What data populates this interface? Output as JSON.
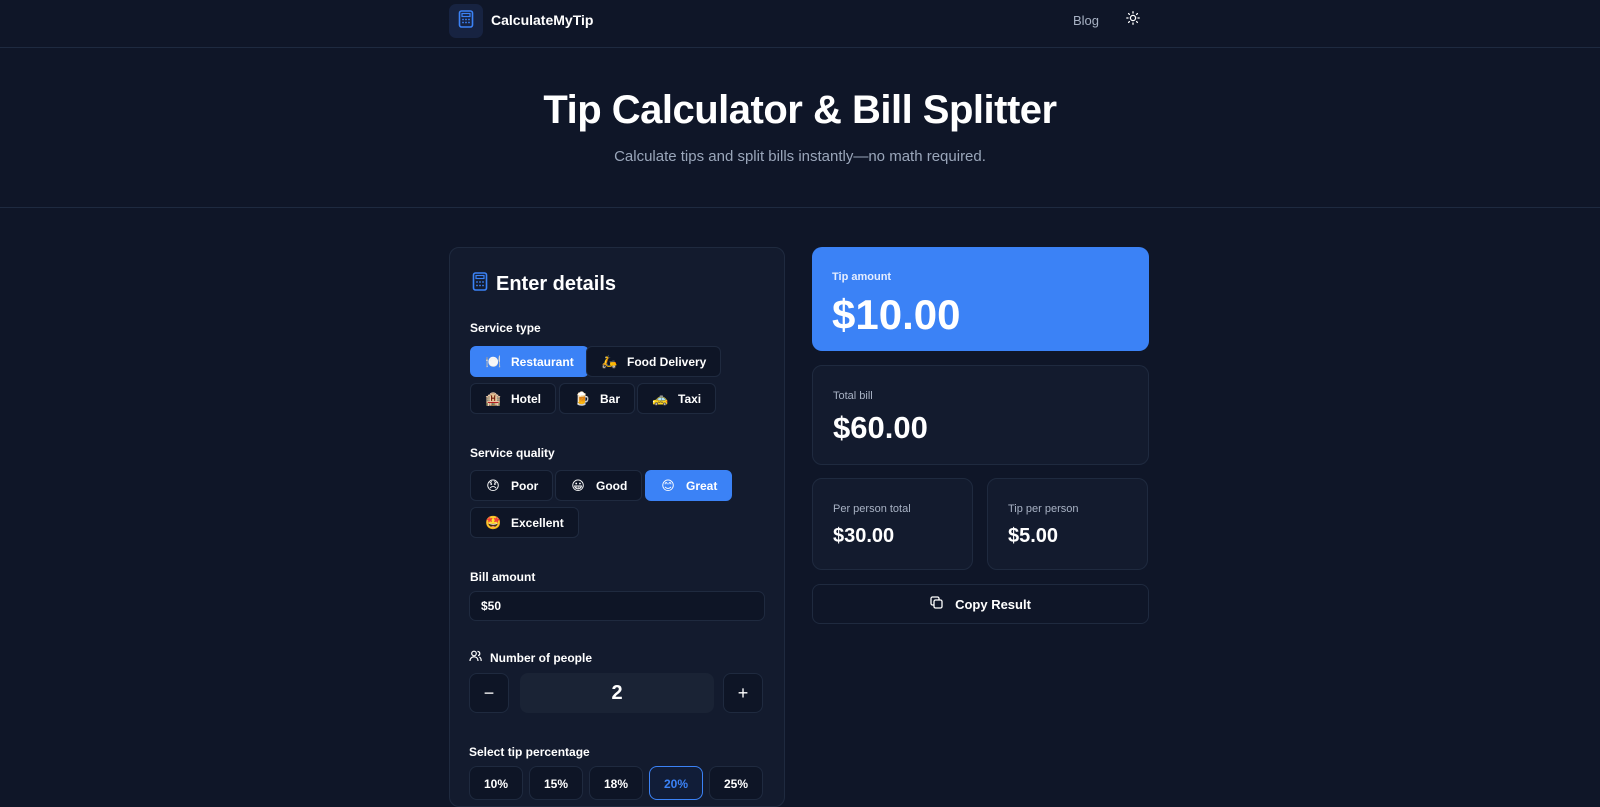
{
  "header": {
    "brand": "CalculateMyTip",
    "nav_blog": "Blog",
    "logo_icon": "calculator-icon",
    "theme_icon": "sun-icon"
  },
  "hero": {
    "title": "Tip Calculator & Bill Splitter",
    "subtitle": "Calculate tips and split bills instantly—no math required."
  },
  "details": {
    "title": "Enter details",
    "service_type_label": "Service type",
    "service_types": [
      {
        "emoji": "🍽️",
        "label": "Restaurant",
        "active": true
      },
      {
        "emoji": "🛵",
        "label": "Food Delivery",
        "active": false
      },
      {
        "emoji": "🏨",
        "label": "Hotel",
        "active": false
      },
      {
        "emoji": "🍺",
        "label": "Bar",
        "active": false
      },
      {
        "emoji": "🚕",
        "label": "Taxi",
        "active": false
      }
    ],
    "service_quality_label": "Service quality",
    "service_qualities": [
      {
        "emoji": "😞",
        "label": "Poor",
        "active": false
      },
      {
        "emoji": "😀",
        "label": "Good",
        "active": false
      },
      {
        "emoji": "😊",
        "label": "Great",
        "active": true
      },
      {
        "emoji": "🤩",
        "label": "Excellent",
        "active": false
      }
    ],
    "bill_amount_label": "Bill amount",
    "bill_amount_value": "$50",
    "people_label": "Number of people",
    "people_count": "2",
    "minus": "−",
    "plus": "+",
    "tip_percentage_label": "Select tip percentage",
    "tip_percentages": [
      {
        "label": "10%",
        "active": false
      },
      {
        "label": "15%",
        "active": false
      },
      {
        "label": "18%",
        "active": false
      },
      {
        "label": "20%",
        "active": true
      },
      {
        "label": "25%",
        "active": false
      }
    ]
  },
  "results": {
    "tip_amount_label": "Tip amount",
    "tip_amount_value": "$10.00",
    "total_bill_label": "Total bill",
    "total_bill_value": "$60.00",
    "per_person_total_label": "Per person total",
    "per_person_total_value": "$30.00",
    "tip_per_person_label": "Tip per person",
    "tip_per_person_value": "$5.00",
    "copy_label": "Copy Result"
  },
  "colors": {
    "background": "#0f1628",
    "card": "#131b2e",
    "accent": "#3b82f6"
  }
}
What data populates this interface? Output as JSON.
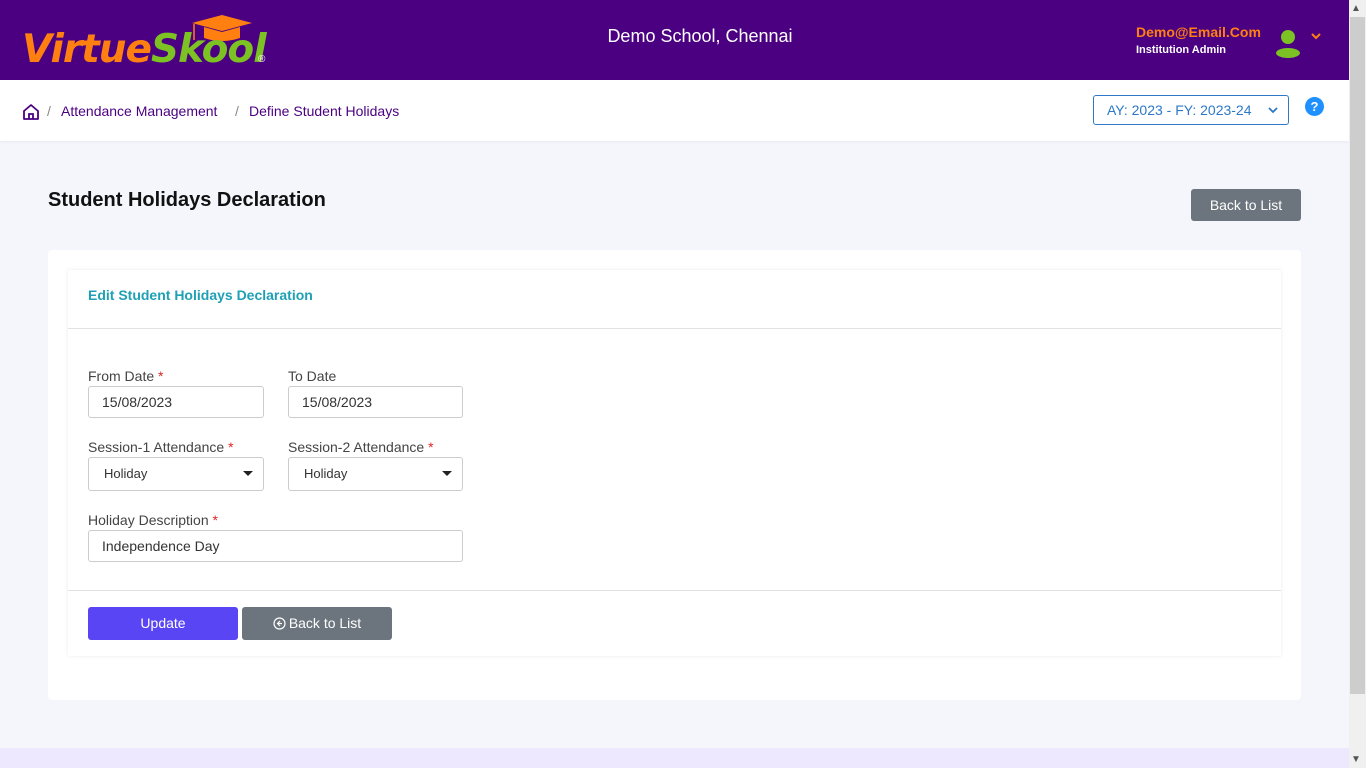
{
  "header": {
    "logo": {
      "part1": "Virtue",
      "part2": "Skool",
      "registered": "®"
    },
    "school_name": "Demo School, Chennai",
    "user": {
      "email": "Demo@Email.Com",
      "role": "Institution Admin",
      "avatar_icon": "user-icon",
      "menu_icon": "chevron-down-icon"
    }
  },
  "breadcrumb": {
    "home_icon": "home-icon",
    "separator": "/",
    "items": [
      "Attendance Management",
      "Define Student Holidays"
    ]
  },
  "year_selector": {
    "value": "AY: 2023 - FY: 2023-24"
  },
  "help": {
    "label": "?"
  },
  "page": {
    "title": "Student Holidays Declaration",
    "back_button": "Back to List"
  },
  "form": {
    "title": "Edit Student Holidays Declaration",
    "required_marker": "*",
    "from_date": {
      "label": "From Date",
      "value": "15/08/2023"
    },
    "to_date": {
      "label": "To Date",
      "value": "15/08/2023"
    },
    "session1": {
      "label": "Session-1 Attendance",
      "value": "Holiday"
    },
    "session2": {
      "label": "Session-2 Attendance",
      "value": "Holiday"
    },
    "description": {
      "label": "Holiday Description",
      "value": "Independence Day"
    },
    "update_button": "Update",
    "back_button": "Back to List"
  },
  "colors": {
    "brand": "#4b0082",
    "accent_orange": "#ff7f11",
    "accent_green": "#7cc223",
    "primary_button": "#5a45f5",
    "secondary_button": "#6c757d",
    "card_title": "#1fa0b5"
  }
}
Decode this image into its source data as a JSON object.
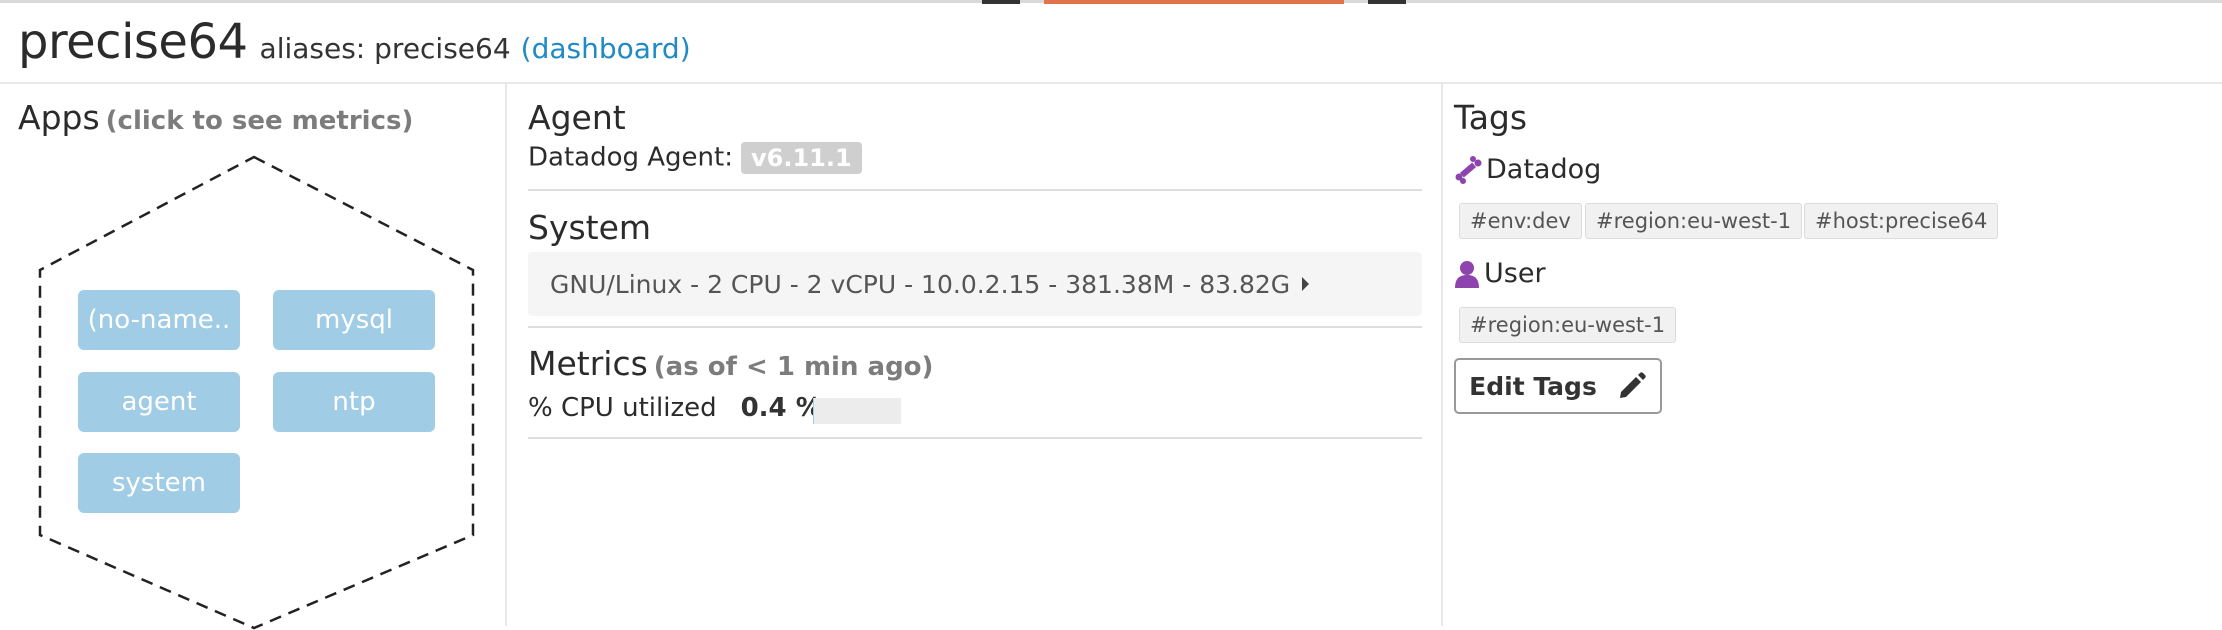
{
  "header": {
    "hostname": "precise64",
    "aliases_label": "aliases: precise64",
    "dashboard_link": "(dashboard)"
  },
  "apps": {
    "title": "Apps",
    "subtitle": "(click to see metrics)",
    "items": [
      "(no-name..",
      "mysql",
      "agent",
      "ntp",
      "system"
    ]
  },
  "agent": {
    "title": "Agent",
    "label": "Datadog Agent:",
    "version": "v6.11.1"
  },
  "system": {
    "title": "System",
    "summary": "GNU/Linux - 2 CPU - 2 vCPU - 10.0.2.15 - 381.38M - 83.82G"
  },
  "metrics": {
    "title": "Metrics",
    "subtitle": "(as of < 1 min ago)",
    "cpu_label": "% CPU utilized",
    "cpu_value": "0.4 %",
    "cpu_fraction": 0.004
  },
  "tags": {
    "title": "Tags",
    "datadog_label": "Datadog",
    "datadog_tags": [
      "#env:dev",
      "#region:eu-west-1",
      "#host:precise64"
    ],
    "user_label": "User",
    "user_tags": [
      "#region:eu-west-1"
    ],
    "edit_label": "Edit Tags"
  },
  "icons": {
    "datadog": "bone-icon",
    "user": "user-icon",
    "edit": "pencil-icon",
    "expand": "caret-right-icon"
  },
  "colors": {
    "accent_link": "#1f8ac4",
    "app_button": "#a0cde5",
    "tag_icon_purple": "#8e44ad",
    "top_accent": "#e0734b"
  }
}
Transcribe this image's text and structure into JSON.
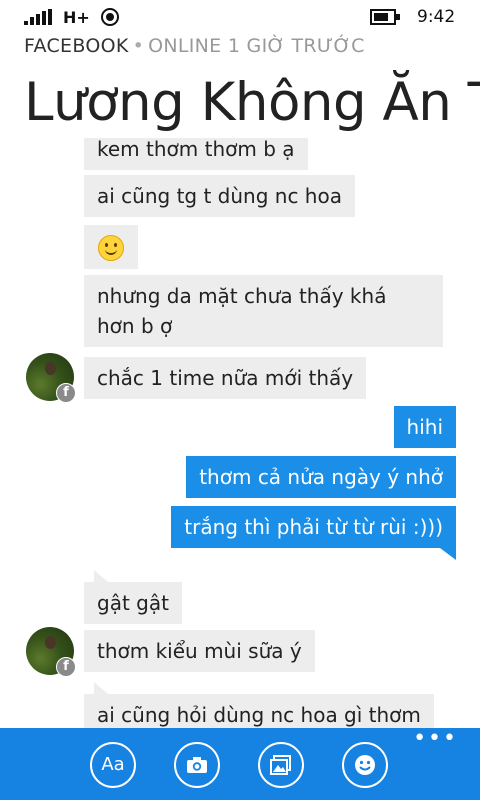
{
  "status_bar": {
    "network": "H+",
    "time": "9:42"
  },
  "header": {
    "app_name": "FACEBOOK",
    "separator": "•",
    "presence": "ONLINE 1 GIỜ TRƯỚC",
    "contact_name": "Lương Không Ăn T"
  },
  "messages": [
    {
      "from": "them",
      "text": "kem thơm thơm b ạ"
    },
    {
      "from": "them",
      "text": "ai cũng tg t dùng nc hoa"
    },
    {
      "from": "them",
      "emoji": "smiley"
    },
    {
      "from": "them",
      "text": "nhưng da mặt chưa thấy khá hơn b ợ"
    },
    {
      "from": "them",
      "text": "chắc 1 time nữa mới thấy"
    },
    {
      "from": "me",
      "text": "hihi"
    },
    {
      "from": "me",
      "text": "thơm cả nửa ngày ý nhở"
    },
    {
      "from": "me",
      "text": "trắng thì phải từ từ rùi :)))"
    },
    {
      "from": "them",
      "text": "gật gật"
    },
    {
      "from": "them",
      "text": "thơm kiểu mùi sữa ý"
    },
    {
      "from": "them",
      "text": "ai cũng hỏi dùng nc hoa gì thơm"
    }
  ],
  "app_bar": {
    "text_button_label": "Aa",
    "more_label": "•••",
    "icons": [
      "font-icon",
      "camera-icon",
      "photo-icon",
      "smiley-icon"
    ]
  },
  "colors": {
    "outgoing": "#1b8fe8",
    "incoming": "#ededed",
    "app_bar": "#1683e3"
  }
}
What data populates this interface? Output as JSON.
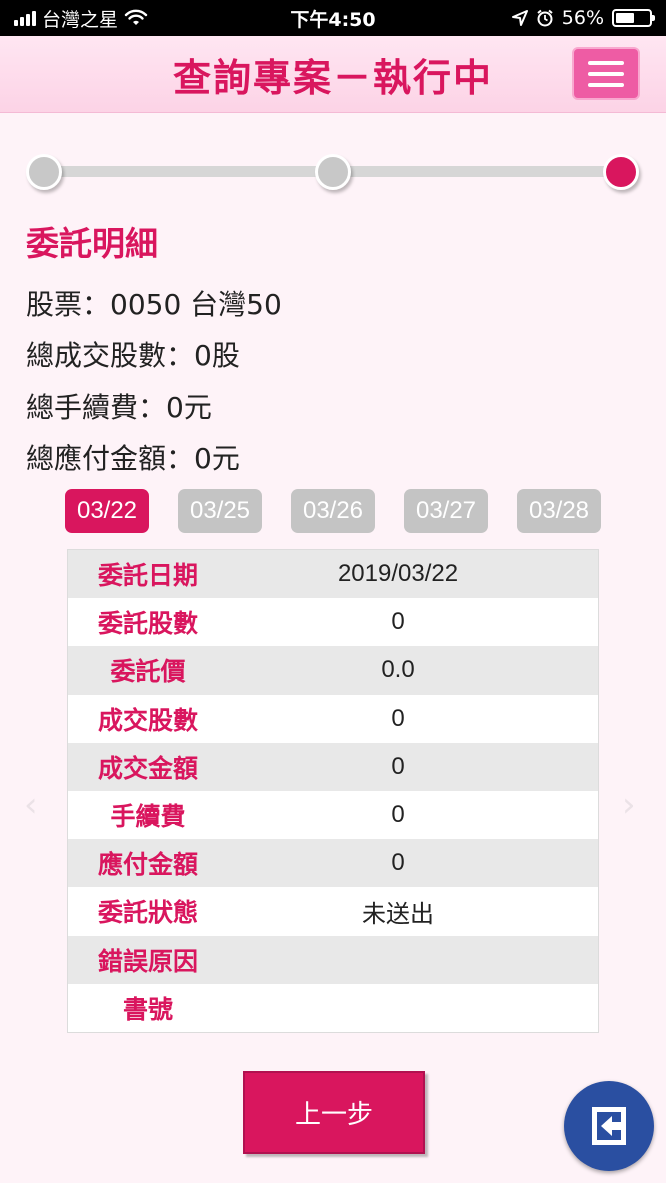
{
  "status_bar": {
    "carrier": "台灣之星",
    "time": "下午4:50",
    "battery": "56%",
    "battery_level": 0.56
  },
  "header": {
    "title": "查詢專案－執行中",
    "menu_icon": "hamburger-menu-icon"
  },
  "progress": {
    "total_steps": 3,
    "current_step": 3
  },
  "detail": {
    "section_title": "委託明細",
    "stock": "股票：0050 台灣50",
    "total_shares": "總成交股數：0股",
    "total_fee": "總手續費：0元",
    "total_payable": "總應付金額：0元"
  },
  "date_tabs": [
    {
      "label": "03/22",
      "active": true
    },
    {
      "label": "03/25",
      "active": false
    },
    {
      "label": "03/26",
      "active": false
    },
    {
      "label": "03/27",
      "active": false
    },
    {
      "label": "03/28",
      "active": false
    }
  ],
  "table": {
    "rows": [
      {
        "label": "委託日期",
        "value": "2019/03/22"
      },
      {
        "label": "委託股數",
        "value": "0"
      },
      {
        "label": "委託價",
        "value": "0.0"
      },
      {
        "label": "成交股數",
        "value": "0"
      },
      {
        "label": "成交金額",
        "value": "0"
      },
      {
        "label": "手續費",
        "value": "0"
      },
      {
        "label": "應付金額",
        "value": "0"
      },
      {
        "label": "委託狀態",
        "value": "未送出"
      },
      {
        "label": "錯誤原因",
        "value": ""
      },
      {
        "label": "書號",
        "value": ""
      }
    ]
  },
  "buttons": {
    "prev_label": "上一步",
    "exit_icon": "exit-icon"
  },
  "colors": {
    "accent": "#d9165e",
    "header_bg": "#fcd3e6",
    "page_bg": "#fef3f8",
    "inactive_tab": "#c4c4c4",
    "exit_button": "#2a4fa1"
  }
}
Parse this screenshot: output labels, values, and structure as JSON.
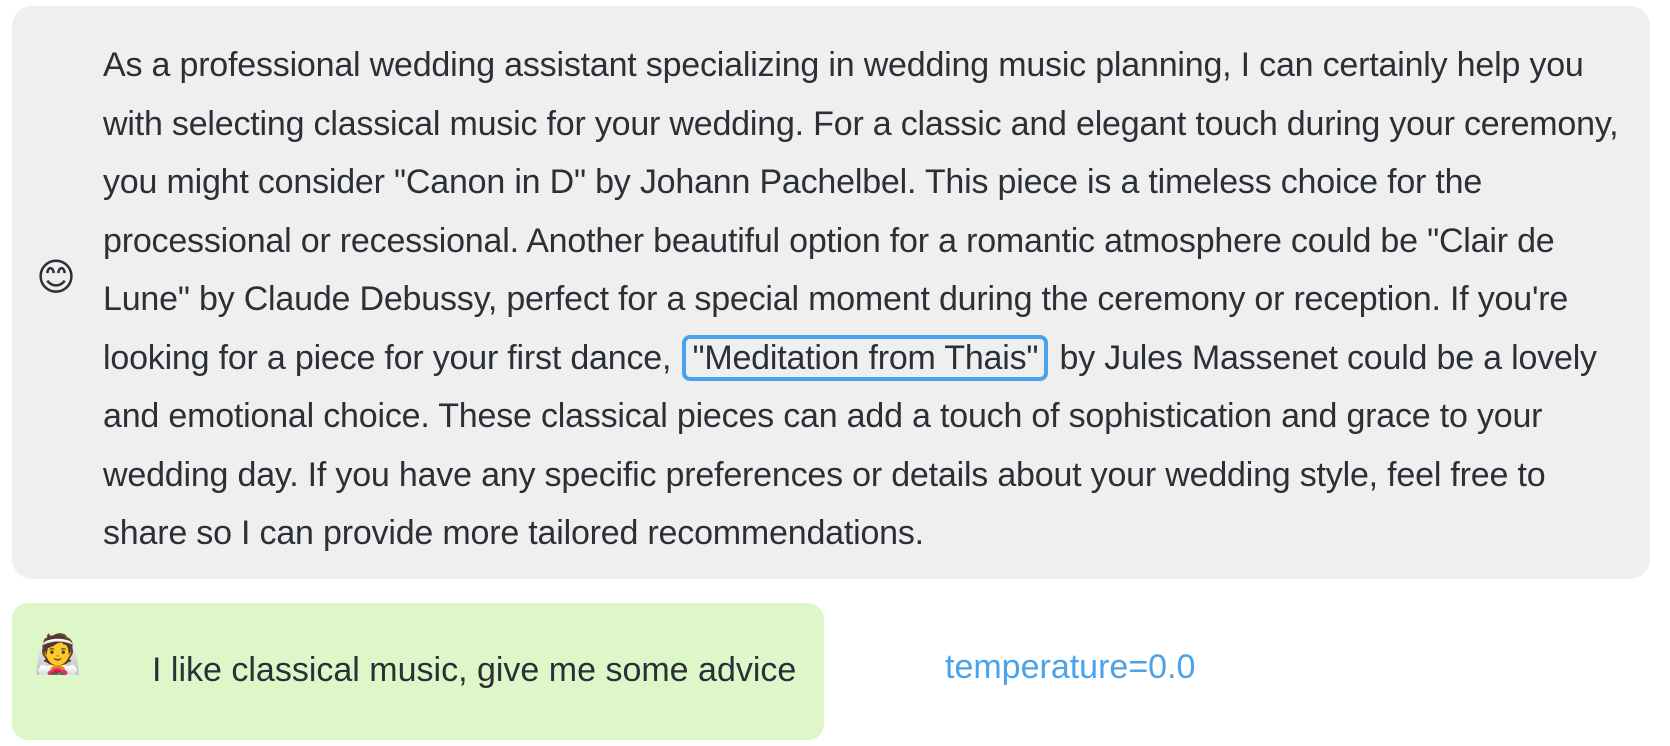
{
  "assistant": {
    "avatar_icon": "😊",
    "text_before": "As a professional wedding assistant specializing in wedding music planning, I can certainly help you with selecting classical music for your wedding. For a classic and elegant touch during your ceremony, you might consider \"Canon in D\" by Johann Pachelbel. This piece is a timeless choice for the processional or recessional. Another beautiful option for a romantic atmosphere could be \"Clair de Lune\" by Claude Debussy, perfect for a special moment during the ceremony or reception. If you're looking for a piece for your first dance,",
    "highlight": "\"Meditation from Thais\"",
    "text_after": "by Jules Massenet could be a lovely and emotional choice. These classical pieces can add a touch of sophistication and grace to your wedding day. If you have any specific preferences or details about your wedding style, feel free to share so I can provide more tailored recommendations."
  },
  "user": {
    "avatar_icon": "👰",
    "text": "I like classical music, give me some advice"
  },
  "temperature_label": "temperature=0.0",
  "colors": {
    "assistant_bubble": "#efefef",
    "user_bubble": "#def7c8",
    "accent": "#4aa3ea"
  }
}
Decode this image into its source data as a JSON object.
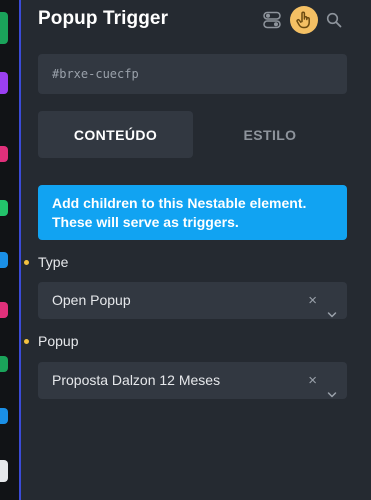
{
  "header": {
    "title": "Popup Trigger",
    "icons": [
      "toggle-icon",
      "hand-pointer-icon",
      "search-icon"
    ]
  },
  "element_id": "#brxe-cuecfp",
  "tabs": [
    {
      "label": "CONTEÚDO",
      "active": true
    },
    {
      "label": "ESTILO",
      "active": false
    }
  ],
  "notice": "Add children to this Nestable element. These will serve as triggers.",
  "controls": [
    {
      "label": "Type",
      "value": "Open Popup"
    },
    {
      "label": "Popup",
      "value": "Proposta Dalzon 12 Meses"
    }
  ],
  "colors": {
    "panel_bg": "#252a31",
    "field_bg": "#323841",
    "notice_bg": "#11a3f2",
    "accent_yellow": "#f4c064",
    "bullet": "#f4c23f",
    "border_accent": "#3b4bd6"
  }
}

### WORK TO DO
List each line of the entries that holds the string "music".

### SOLUTION FOR THIS TASK
    "text_before": "As a professional wedding assistant specializing in wedding music planning, I can certainly help you with selecting classical music for your wedding. For a classic and elegant touch during your ceremony, you might consider \"Canon in D\" by Johann Pachelbel. This piece is a timeless choice for the processional or recessional. Another beautiful option for a romantic atmosphere could be \"Clair de Lune\" by Claude Debussy, perfect for a special moment during the ceremony or reception. If you're looking for a piece for your first dance,",
    "text": "I like classical music, give me some advice"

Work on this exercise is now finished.